Written task:
Reproduce each line of the material precisely.

----- Dataset extract -----

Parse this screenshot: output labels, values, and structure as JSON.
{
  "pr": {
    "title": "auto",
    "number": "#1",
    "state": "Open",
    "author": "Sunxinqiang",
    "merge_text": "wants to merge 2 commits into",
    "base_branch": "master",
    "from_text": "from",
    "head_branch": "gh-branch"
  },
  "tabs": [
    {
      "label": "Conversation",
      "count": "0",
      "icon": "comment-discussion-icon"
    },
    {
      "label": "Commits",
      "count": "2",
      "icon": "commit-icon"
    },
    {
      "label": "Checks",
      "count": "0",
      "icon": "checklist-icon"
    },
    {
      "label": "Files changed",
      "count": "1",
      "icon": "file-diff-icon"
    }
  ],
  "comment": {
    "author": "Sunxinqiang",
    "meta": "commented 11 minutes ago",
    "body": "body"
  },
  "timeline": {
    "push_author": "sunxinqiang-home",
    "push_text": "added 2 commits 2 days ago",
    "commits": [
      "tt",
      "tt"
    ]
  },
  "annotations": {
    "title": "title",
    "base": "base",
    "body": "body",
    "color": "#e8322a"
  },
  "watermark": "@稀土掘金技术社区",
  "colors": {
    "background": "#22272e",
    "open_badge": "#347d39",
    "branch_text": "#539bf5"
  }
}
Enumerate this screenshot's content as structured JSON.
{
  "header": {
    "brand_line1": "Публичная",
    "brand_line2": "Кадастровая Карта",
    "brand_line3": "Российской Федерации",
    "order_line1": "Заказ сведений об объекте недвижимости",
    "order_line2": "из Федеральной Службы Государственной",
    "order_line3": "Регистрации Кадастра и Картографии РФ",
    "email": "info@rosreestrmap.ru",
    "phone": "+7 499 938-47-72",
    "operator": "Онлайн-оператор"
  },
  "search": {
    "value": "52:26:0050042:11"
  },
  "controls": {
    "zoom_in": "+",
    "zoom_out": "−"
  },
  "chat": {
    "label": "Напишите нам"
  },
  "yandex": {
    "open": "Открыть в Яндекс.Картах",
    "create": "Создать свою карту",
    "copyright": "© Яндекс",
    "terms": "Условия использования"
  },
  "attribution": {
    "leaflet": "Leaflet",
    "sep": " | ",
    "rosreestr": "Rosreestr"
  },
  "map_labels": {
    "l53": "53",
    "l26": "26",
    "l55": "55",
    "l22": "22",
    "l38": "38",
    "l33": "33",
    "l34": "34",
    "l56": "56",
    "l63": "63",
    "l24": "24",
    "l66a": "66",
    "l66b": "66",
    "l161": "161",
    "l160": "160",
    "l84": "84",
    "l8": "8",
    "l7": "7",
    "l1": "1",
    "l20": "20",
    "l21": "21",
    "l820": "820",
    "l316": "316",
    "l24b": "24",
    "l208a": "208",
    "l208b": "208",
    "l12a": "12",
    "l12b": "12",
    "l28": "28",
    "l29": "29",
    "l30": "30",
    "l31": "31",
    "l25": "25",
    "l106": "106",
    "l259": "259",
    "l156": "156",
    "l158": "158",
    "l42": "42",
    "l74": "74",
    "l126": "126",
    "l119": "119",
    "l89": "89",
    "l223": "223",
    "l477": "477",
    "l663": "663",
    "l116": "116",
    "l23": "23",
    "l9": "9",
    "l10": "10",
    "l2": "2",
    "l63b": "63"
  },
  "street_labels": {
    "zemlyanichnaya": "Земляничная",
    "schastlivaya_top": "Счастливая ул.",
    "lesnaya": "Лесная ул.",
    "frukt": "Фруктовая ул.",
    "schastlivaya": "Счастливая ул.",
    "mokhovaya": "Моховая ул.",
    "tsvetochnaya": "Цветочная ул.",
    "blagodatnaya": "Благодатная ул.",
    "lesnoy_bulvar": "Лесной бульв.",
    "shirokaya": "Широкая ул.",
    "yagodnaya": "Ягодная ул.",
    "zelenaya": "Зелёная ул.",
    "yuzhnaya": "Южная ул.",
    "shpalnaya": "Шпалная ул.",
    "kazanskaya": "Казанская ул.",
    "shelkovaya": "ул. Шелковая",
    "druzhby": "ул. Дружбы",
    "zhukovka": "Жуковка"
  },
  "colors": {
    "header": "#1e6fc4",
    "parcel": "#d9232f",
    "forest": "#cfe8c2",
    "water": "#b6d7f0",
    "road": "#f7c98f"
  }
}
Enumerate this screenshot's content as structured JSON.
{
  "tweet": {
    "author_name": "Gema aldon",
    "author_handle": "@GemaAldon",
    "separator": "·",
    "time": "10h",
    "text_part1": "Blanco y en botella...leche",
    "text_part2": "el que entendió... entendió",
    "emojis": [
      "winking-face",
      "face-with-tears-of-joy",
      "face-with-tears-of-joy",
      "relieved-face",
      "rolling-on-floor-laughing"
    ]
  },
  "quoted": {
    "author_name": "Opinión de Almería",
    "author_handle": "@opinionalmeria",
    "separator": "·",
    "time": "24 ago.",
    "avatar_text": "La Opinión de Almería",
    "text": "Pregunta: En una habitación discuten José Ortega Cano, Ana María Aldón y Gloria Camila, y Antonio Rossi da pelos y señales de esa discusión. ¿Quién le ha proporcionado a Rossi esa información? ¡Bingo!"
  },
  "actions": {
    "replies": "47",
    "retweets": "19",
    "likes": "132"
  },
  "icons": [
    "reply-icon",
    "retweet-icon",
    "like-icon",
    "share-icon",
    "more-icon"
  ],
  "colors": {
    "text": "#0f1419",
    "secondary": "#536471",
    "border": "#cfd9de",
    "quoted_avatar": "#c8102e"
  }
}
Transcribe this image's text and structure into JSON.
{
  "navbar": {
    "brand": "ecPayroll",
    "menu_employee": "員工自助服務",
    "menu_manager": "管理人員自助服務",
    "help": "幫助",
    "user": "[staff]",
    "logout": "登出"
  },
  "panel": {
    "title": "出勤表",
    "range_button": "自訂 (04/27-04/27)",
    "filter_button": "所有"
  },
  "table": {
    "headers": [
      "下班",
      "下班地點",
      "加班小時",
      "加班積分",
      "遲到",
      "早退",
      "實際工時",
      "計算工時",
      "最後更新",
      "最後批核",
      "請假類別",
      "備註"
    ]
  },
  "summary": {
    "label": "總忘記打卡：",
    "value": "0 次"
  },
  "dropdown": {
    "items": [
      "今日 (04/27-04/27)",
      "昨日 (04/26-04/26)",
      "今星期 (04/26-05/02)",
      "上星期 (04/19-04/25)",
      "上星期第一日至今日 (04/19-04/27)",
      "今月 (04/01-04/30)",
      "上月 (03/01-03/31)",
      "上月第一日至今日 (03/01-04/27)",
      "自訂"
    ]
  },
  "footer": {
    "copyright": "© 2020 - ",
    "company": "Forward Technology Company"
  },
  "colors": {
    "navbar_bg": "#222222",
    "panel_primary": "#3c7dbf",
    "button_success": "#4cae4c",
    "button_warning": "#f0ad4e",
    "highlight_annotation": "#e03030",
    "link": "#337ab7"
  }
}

-----

Exercise solution:
Parse this screenshot: output labels, values, and structure as JSON.
{
  "pr": {
    "title": "auto",
    "number": "#1",
    "state": "Open",
    "author": "Sunxinqiang",
    "merge_text": "wants to merge 2 commits into",
    "base_branch": "master",
    "from_text": "from",
    "head_branch": "gh-branch"
  },
  "tabs": [
    {
      "label": "Conversation",
      "count": "0",
      "icon": "comment-discussion-icon"
    },
    {
      "label": "Commits",
      "count": "2",
      "icon": "commit-icon"
    },
    {
      "label": "Checks",
      "count": "0",
      "icon": "checklist-icon"
    },
    {
      "label": "Files changed",
      "count": "1",
      "icon": "file-diff-icon"
    }
  ],
  "comment": {
    "author": "Sunxinqiang",
    "meta": "commented 11 minutes ago",
    "body": "body"
  },
  "timeline": {
    "push_author": "sunxinqiang-home",
    "push_text": "added 2 commits 2 days ago",
    "commits": [
      "tt",
      "tt"
    ]
  },
  "annotations": {
    "title": "title",
    "base": "base",
    "body": "body",
    "color": "#e8322a"
  },
  "watermark": "@稀土掘金技术社区",
  "colors": {
    "background": "#22272e",
    "open_badge": "#347d39",
    "branch_text": "#539bf5"
  }
}
Enumerate this screenshot's content as structured JSON.
{
  "header": {
    "brand_line1": "Публичная",
    "brand_line2": "Кадастровая Карта",
    "brand_line3": "Российской Федерации",
    "order_line1": "Заказ сведений об объекте недвижимости",
    "order_line2": "из Федеральной Службы Государственной",
    "order_line3": "Регистрации Кадастра и Картографии РФ",
    "email": "info@rosreestrmap.ru",
    "phone": "+7 499 938-47-72",
    "operator": "Онлайн-оператор"
  },
  "search": {
    "value": "52:26:0050042:11"
  },
  "controls": {
    "zoom_in": "+",
    "zoom_out": "−"
  },
  "chat": {
    "label": "Напишите нам"
  },
  "yandex": {
    "open": "Открыть в Яндекс.Картах",
    "create": "Создать свою карту",
    "copyright": "© Яндекс",
    "terms": "Условия использования"
  },
  "attribution": {
    "leaflet": "Leaflet",
    "sep": " | ",
    "rosreestr": "Rosreestr"
  },
  "map_labels": {
    "l53": "53",
    "l26": "26",
    "l55": "55",
    "l22": "22",
    "l38": "38",
    "l33": "33",
    "l34": "34",
    "l56": "56",
    "l63": "63",
    "l24": "24",
    "l66a": "66",
    "l66b": "66",
    "l161": "161",
    "l160": "160",
    "l84": "84",
    "l8": "8",
    "l7": "7",
    "l1": "1",
    "l20": "20",
    "l21": "21",
    "l820": "820",
    "l316": "316",
    "l24b": "24",
    "l208a": "208",
    "l208b": "208",
    "l12a": "12",
    "l12b": "12",
    "l28": "28",
    "l29": "29",
    "l30": "30",
    "l31": "31",
    "l25": "25",
    "l106": "106",
    "l259": "259",
    "l156": "156",
    "l158": "158",
    "l42": "42",
    "l74": "74",
    "l126": "126",
    "l119": "119",
    "l89": "89",
    "l223": "223",
    "l477": "477",
    "l663": "663",
    "l116": "116",
    "l23": "23",
    "l9": "9",
    "l10": "10",
    "l2": "2",
    "l63b": "63"
  },
  "street_labels": {
    "zemlyanichnaya": "Земляничная",
    "schastlivaya_top": "Счастливая ул.",
    "lesnaya": "Лесная ул.",
    "frukt": "Фруктовая ул.",
    "schastlivaya": "Счастливая ул.",
    "mokhovaya": "Моховая ул.",
    "tsvetochnaya": "Цветочная ул.",
    "blagodatnaya": "Благодатная ул.",
    "lesnoy_bulvar": "Лесной бульв.",
    "shirokaya": "Широкая ул.",
    "yagodnaya": "Ягодная ул.",
    "zelenaya": "Зелёная ул.",
    "yuzhnaya": "Южная ул.",
    "shpalnaya": "Шпалная ул.",
    "kazanskaya": "Казанская ул.",
    "shelkovaya": "ул. Шелковая",
    "druzhby": "ул. Дружбы",
    "zhukovka": "Жуковка"
  },
  "colors": {
    "header": "#1e6fc4",
    "parcel": "#d9232f",
    "forest": "#cfe8c2",
    "water": "#b6d7f0",
    "road": "#f7c98f"
  }
}
Enumerate this screenshot's content as structured JSON.
{
  "tweet": {
    "author_name": "Gema aldon",
    "author_handle": "@GemaAldon",
    "separator": "·",
    "time": "10h",
    "text_part1": "Blanco y en botella...leche",
    "text_part2": "el que entendió... entendió",
    "emojis": [
      "winking-face",
      "face-with-tears-of-joy",
      "face-with-tears-of-joy",
      "relieved-face",
      "rolling-on-floor-laughing"
    ]
  },
  "quoted": {
    "author_name": "Opinión de Almería",
    "author_handle": "@opinionalmeria",
    "separator": "·",
    "time": "24 ago.",
    "avatar_text": "La Opinión de Almería",
    "text": "Pregunta: En una habitación discuten José Ortega Cano, Ana María Aldón y Gloria Camila, y Antonio Rossi da pelos y señales de esa discusión. ¿Quién le ha proporcionado a Rossi esa información? ¡Bingo!"
  },
  "actions": {
    "replies": "47",
    "retweets": "19",
    "likes": "132"
  },
  "icons": [
    "reply-icon",
    "retweet-icon",
    "like-icon",
    "share-icon",
    "more-icon"
  ],
  "colors": {
    "text": "#0f1419",
    "secondary": "#536471",
    "border": "#cfd9de",
    "quoted_avatar": "#c8102e"
  }
}
Transcribe this image's text and structure into JSON.
{
  "navbar": {
    "brand": "ecPayroll",
    "menu_employee": "員工自助服務",
    "menu_manager": "管理人員自助服務",
    "help": "幫助",
    "user": "[staff]",
    "logout": "登出"
  },
  "panel": {
    "title": "出勤表",
    "range_button": "自訂 (04/27-04/27)",
    "filter_button": "所有"
  },
  "table": {
    "headers": [
      "下班",
      "下班地點",
      "加班小時",
      "加班積分",
      "遲到",
      "早退",
      "實際工時",
      "計算工時",
      "最後更新",
      "最後批核",
      "請假類別",
      "備註"
    ]
  },
  "summary": {
    "label": "總忘記打卡：",
    "value": "0 次"
  },
  "dropdown": {
    "items": [
      "今日 (04/27-04/27)",
      "昨日 (04/26-04/26)",
      "今星期 (04/26-05/02)",
      "上星期 (04/19-04/25)",
      "上星期第一日至今日 (04/19-04/27)",
      "今月 (04/01-04/30)",
      "上月 (03/01-03/31)",
      "上月第一日至今日 (03/01-04/27)",
      "自訂"
    ]
  },
  "footer": {
    "copyright": "© 2020 - ",
    "company": "Forward Technology Company"
  },
  "colors": {
    "navbar_bg": "#222222",
    "panel_primary": "#3c7dbf",
    "button_success": "#4cae4c",
    "button_warning": "#f0ad4e",
    "highlight_annotation": "#e03030",
    "link": "#337ab7"
  }
}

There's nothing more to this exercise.